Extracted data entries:
:::::

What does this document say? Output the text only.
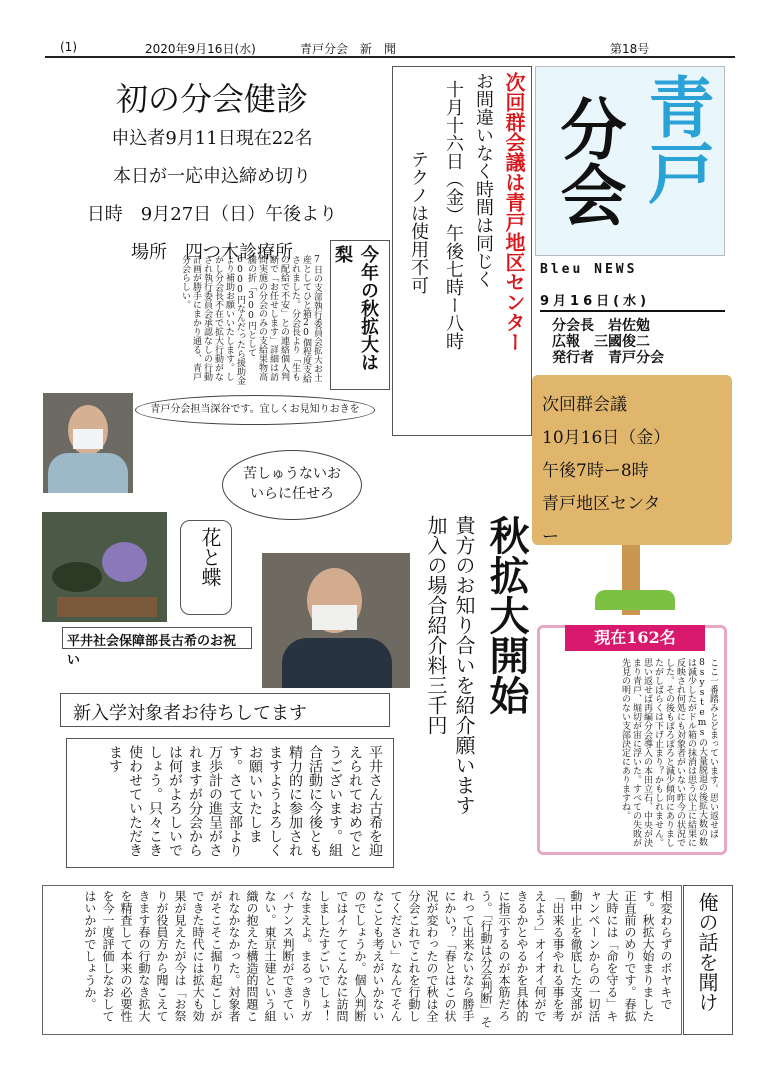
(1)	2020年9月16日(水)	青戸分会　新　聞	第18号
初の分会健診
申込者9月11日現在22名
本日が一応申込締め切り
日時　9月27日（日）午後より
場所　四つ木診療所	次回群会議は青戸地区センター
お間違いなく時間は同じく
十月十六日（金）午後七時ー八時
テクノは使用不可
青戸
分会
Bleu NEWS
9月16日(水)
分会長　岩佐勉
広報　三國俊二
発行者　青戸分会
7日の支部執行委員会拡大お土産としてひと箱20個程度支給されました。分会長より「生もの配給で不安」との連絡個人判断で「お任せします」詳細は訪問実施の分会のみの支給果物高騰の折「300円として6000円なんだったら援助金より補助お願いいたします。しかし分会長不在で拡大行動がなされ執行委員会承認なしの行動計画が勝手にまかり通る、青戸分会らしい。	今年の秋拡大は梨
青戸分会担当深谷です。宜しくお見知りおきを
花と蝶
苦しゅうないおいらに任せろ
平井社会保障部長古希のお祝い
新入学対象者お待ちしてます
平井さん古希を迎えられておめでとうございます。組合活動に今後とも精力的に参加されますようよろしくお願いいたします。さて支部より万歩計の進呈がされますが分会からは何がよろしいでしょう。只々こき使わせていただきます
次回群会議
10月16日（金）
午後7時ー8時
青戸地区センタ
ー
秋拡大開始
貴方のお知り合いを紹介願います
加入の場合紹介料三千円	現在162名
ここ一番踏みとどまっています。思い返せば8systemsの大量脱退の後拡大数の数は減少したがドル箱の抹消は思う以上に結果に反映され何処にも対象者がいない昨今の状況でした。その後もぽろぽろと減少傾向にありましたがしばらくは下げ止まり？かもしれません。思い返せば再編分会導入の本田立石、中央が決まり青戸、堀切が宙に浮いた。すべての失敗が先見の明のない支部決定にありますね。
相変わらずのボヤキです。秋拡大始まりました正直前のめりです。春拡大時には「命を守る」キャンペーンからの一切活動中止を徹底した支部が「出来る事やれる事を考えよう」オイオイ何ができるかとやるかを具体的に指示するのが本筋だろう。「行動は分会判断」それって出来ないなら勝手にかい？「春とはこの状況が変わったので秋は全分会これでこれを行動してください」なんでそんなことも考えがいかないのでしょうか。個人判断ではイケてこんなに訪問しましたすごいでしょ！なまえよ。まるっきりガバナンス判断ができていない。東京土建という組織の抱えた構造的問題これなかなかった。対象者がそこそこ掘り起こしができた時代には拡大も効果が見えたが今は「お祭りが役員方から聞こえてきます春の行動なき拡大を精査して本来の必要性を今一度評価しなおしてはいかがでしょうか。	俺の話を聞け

:::::

■ DO THIS:
Do not copy the pictures, but repeat every line exactly.

■ FULL SOLUTION:
What does this document say? Output the text only.
(1)	2020年9月16日(水)	青戸分会　新　聞	第18号
初の分会健診
申込者9月11日現在22名
本日が一応申込締め切り
日時　9月27日（日）午後より
場所　四つ木診療所	次回群会議は青戸地区センター
お間違いなく時間は同じく
十月十六日（金）午後七時ー八時
テクノは使用不可
青戸
分会
Bleu NEWS
9月16日(水)
分会長　岩佐勉
広報　三國俊二
発行者　青戸分会
7日の支部執行委員会拡大お土産としてひと箱20個程度支給されました。分会長より「生もの配給で不安」との連絡個人判断で「お任せします」詳細は訪問実施の分会のみの支給果物高騰の折「300円として6000円なんだったら援助金より補助お願いいたします。しかし分会長不在で拡大行動がなされ執行委員会承認なしの行動計画が勝手にまかり通る、青戸分会らしい。	今年の秋拡大は梨
青戸分会担当深谷です。宜しくお見知りおきを
花と蝶
苦しゅうないおいらに任せろ
平井社会保障部長古希のお祝い
新入学対象者お待ちしてます
平井さん古希を迎えられておめでとうございます。組合活動に今後とも精力的に参加されますようよろしくお願いいたします。さて支部より万歩計の進呈がされますが分会からは何がよろしいでしょう。只々こき使わせていただきます
次回群会議
10月16日（金）
午後7時ー8時
青戸地区センタ
ー
秋拡大開始
貴方のお知り合いを紹介願います
加入の場合紹介料三千円	現在162名
ここ一番踏みとどまっています。思い返せば8systemsの大量脱退の後拡大数の数は減少したがドル箱の抹消は思う以上に結果に反映され何処にも対象者がいない昨今の状況でした。その後もぽろぽろと減少傾向にありましたがしばらくは下げ止まり？かもしれません。思い返せば再編分会導入の本田立石、中央が決まり青戸、堀切が宙に浮いた。すべての失敗が先見の明のない支部決定にありますね。
相変わらずのボヤキです。秋拡大始まりました正直前のめりです。春拡大時には「命を守る」キャンペーンからの一切活動中止を徹底した支部が「出来る事やれる事を考えよう」オイオイ何ができるかとやるかを具体的に指示するのが本筋だろう。「行動は分会判断」それって出来ないなら勝手にかい？「春とはこの状況が変わったので秋は全分会これでこれを行動してください」なんでそんなことも考えがいかないのでしょうか。個人判断ではイケてこんなに訪問しましたすごいでしょ！なまえよ。まるっきりガバナンス判断ができていない。東京土建という組織の抱えた構造的問題これなかなかった。対象者がそこそこ掘り起こしができた時代には拡大も効果が見えたが今は「お祭りが役員方から聞こえてきます春の行動なき拡大を精査して本来の必要性を今一度評価しなおしてはいかがでしょうか。	俺の話を聞け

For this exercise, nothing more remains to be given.